▶ _Goal_
Write the material out again exactly.

━━ Provided records

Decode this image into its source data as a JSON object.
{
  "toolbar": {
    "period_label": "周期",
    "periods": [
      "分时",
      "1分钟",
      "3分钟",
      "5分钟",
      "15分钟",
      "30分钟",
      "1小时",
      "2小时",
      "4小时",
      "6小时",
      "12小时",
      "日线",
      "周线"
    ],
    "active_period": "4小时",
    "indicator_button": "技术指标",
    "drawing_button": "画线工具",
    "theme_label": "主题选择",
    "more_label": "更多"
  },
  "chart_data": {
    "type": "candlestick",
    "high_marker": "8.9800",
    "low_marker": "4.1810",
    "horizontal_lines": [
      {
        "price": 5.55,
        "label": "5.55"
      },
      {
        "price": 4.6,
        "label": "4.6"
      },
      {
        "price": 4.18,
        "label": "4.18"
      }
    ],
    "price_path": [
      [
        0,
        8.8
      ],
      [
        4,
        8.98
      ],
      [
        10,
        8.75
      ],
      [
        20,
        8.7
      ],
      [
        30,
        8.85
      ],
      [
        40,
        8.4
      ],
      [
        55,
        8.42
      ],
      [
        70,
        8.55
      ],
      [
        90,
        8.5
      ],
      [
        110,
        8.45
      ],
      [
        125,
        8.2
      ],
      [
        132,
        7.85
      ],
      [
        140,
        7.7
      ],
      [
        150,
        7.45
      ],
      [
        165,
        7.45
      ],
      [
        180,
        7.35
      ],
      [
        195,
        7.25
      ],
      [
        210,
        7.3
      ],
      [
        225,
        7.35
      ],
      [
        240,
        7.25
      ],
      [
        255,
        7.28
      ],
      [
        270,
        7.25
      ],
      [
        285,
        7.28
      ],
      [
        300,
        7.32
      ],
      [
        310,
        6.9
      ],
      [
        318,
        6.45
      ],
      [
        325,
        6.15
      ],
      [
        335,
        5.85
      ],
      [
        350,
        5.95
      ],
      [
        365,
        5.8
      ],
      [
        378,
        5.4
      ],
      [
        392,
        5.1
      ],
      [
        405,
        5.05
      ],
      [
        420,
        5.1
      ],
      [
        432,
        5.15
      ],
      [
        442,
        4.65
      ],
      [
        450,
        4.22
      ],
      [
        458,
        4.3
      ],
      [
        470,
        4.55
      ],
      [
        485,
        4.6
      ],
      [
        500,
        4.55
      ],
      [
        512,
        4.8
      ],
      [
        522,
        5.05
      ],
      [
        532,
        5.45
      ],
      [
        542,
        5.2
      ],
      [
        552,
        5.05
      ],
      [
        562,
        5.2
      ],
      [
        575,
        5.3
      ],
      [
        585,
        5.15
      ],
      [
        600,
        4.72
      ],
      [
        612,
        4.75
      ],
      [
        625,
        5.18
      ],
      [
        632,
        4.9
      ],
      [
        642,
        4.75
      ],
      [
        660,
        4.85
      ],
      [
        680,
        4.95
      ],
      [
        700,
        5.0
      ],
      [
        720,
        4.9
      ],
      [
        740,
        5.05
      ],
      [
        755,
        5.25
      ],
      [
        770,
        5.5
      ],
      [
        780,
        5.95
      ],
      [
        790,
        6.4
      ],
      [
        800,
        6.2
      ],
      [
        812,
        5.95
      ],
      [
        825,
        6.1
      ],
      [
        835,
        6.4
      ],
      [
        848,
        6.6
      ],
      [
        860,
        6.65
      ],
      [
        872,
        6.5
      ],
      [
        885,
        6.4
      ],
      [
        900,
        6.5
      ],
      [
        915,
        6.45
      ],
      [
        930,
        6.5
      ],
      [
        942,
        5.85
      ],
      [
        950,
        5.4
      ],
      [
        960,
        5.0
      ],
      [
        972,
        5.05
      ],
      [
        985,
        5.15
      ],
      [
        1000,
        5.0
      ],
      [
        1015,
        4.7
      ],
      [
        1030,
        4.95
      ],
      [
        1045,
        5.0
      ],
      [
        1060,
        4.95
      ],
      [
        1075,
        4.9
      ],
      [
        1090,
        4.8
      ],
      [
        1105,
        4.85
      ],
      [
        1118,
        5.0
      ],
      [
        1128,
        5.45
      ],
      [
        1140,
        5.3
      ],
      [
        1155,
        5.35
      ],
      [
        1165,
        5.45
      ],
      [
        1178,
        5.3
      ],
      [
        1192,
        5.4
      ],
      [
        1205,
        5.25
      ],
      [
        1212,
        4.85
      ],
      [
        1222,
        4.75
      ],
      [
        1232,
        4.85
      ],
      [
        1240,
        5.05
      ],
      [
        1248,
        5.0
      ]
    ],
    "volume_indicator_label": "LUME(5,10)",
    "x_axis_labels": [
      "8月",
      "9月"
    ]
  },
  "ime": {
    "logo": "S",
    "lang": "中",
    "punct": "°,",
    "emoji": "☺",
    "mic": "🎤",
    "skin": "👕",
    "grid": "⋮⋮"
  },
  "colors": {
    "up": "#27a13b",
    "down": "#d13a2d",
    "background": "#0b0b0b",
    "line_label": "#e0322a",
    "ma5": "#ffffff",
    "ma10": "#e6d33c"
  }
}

━━━━

▶ _Worked answer_
Decode this image into its source data as a JSON object.
{
  "toolbar": {
    "period_label": "周期",
    "periods": [
      "分时",
      "1分钟",
      "3分钟",
      "5分钟",
      "15分钟",
      "30分钟",
      "1小时",
      "2小时",
      "4小时",
      "6小时",
      "12小时",
      "日线",
      "周线"
    ],
    "active_period": "4小时",
    "indicator_button": "技术指标",
    "drawing_button": "画线工具",
    "theme_label": "主题选择",
    "more_label": "更多"
  },
  "chart_data": {
    "type": "candlestick",
    "high_marker": "8.9800",
    "low_marker": "4.1810",
    "horizontal_lines": [
      {
        "price": 5.55,
        "label": "5.55"
      },
      {
        "price": 4.6,
        "label": "4.6"
      },
      {
        "price": 4.18,
        "label": "4.18"
      }
    ],
    "price_path": [
      [
        0,
        8.8
      ],
      [
        4,
        8.98
      ],
      [
        10,
        8.75
      ],
      [
        20,
        8.7
      ],
      [
        30,
        8.85
      ],
      [
        40,
        8.4
      ],
      [
        55,
        8.42
      ],
      [
        70,
        8.55
      ],
      [
        90,
        8.5
      ],
      [
        110,
        8.45
      ],
      [
        125,
        8.2
      ],
      [
        132,
        7.85
      ],
      [
        140,
        7.7
      ],
      [
        150,
        7.45
      ],
      [
        165,
        7.45
      ],
      [
        180,
        7.35
      ],
      [
        195,
        7.25
      ],
      [
        210,
        7.3
      ],
      [
        225,
        7.35
      ],
      [
        240,
        7.25
      ],
      [
        255,
        7.28
      ],
      [
        270,
        7.25
      ],
      [
        285,
        7.28
      ],
      [
        300,
        7.32
      ],
      [
        310,
        6.9
      ],
      [
        318,
        6.45
      ],
      [
        325,
        6.15
      ],
      [
        335,
        5.85
      ],
      [
        350,
        5.95
      ],
      [
        365,
        5.8
      ],
      [
        378,
        5.4
      ],
      [
        392,
        5.1
      ],
      [
        405,
        5.05
      ],
      [
        420,
        5.1
      ],
      [
        432,
        5.15
      ],
      [
        442,
        4.65
      ],
      [
        450,
        4.22
      ],
      [
        458,
        4.3
      ],
      [
        470,
        4.55
      ],
      [
        485,
        4.6
      ],
      [
        500,
        4.55
      ],
      [
        512,
        4.8
      ],
      [
        522,
        5.05
      ],
      [
        532,
        5.45
      ],
      [
        542,
        5.2
      ],
      [
        552,
        5.05
      ],
      [
        562,
        5.2
      ],
      [
        575,
        5.3
      ],
      [
        585,
        5.15
      ],
      [
        600,
        4.72
      ],
      [
        612,
        4.75
      ],
      [
        625,
        5.18
      ],
      [
        632,
        4.9
      ],
      [
        642,
        4.75
      ],
      [
        660,
        4.85
      ],
      [
        680,
        4.95
      ],
      [
        700,
        5.0
      ],
      [
        720,
        4.9
      ],
      [
        740,
        5.05
      ],
      [
        755,
        5.25
      ],
      [
        770,
        5.5
      ],
      [
        780,
        5.95
      ],
      [
        790,
        6.4
      ],
      [
        800,
        6.2
      ],
      [
        812,
        5.95
      ],
      [
        825,
        6.1
      ],
      [
        835,
        6.4
      ],
      [
        848,
        6.6
      ],
      [
        860,
        6.65
      ],
      [
        872,
        6.5
      ],
      [
        885,
        6.4
      ],
      [
        900,
        6.5
      ],
      [
        915,
        6.45
      ],
      [
        930,
        6.5
      ],
      [
        942,
        5.85
      ],
      [
        950,
        5.4
      ],
      [
        960,
        5.0
      ],
      [
        972,
        5.05
      ],
      [
        985,
        5.15
      ],
      [
        1000,
        5.0
      ],
      [
        1015,
        4.7
      ],
      [
        1030,
        4.95
      ],
      [
        1045,
        5.0
      ],
      [
        1060,
        4.95
      ],
      [
        1075,
        4.9
      ],
      [
        1090,
        4.8
      ],
      [
        1105,
        4.85
      ],
      [
        1118,
        5.0
      ],
      [
        1128,
        5.45
      ],
      [
        1140,
        5.3
      ],
      [
        1155,
        5.35
      ],
      [
        1165,
        5.45
      ],
      [
        1178,
        5.3
      ],
      [
        1192,
        5.4
      ],
      [
        1205,
        5.25
      ],
      [
        1212,
        4.85
      ],
      [
        1222,
        4.75
      ],
      [
        1232,
        4.85
      ],
      [
        1240,
        5.05
      ],
      [
        1248,
        5.0
      ]
    ],
    "volume_indicator_label": "LUME(5,10)",
    "x_axis_labels": [
      "8月",
      "9月"
    ]
  },
  "ime": {
    "logo": "S",
    "lang": "中",
    "punct": "°,",
    "emoji": "☺",
    "mic": "🎤",
    "skin": "👕",
    "grid": "⋮⋮"
  },
  "colors": {
    "up": "#27a13b",
    "down": "#d13a2d",
    "background": "#0b0b0b",
    "line_label": "#e0322a",
    "ma5": "#ffffff",
    "ma10": "#e6d33c"
  }
}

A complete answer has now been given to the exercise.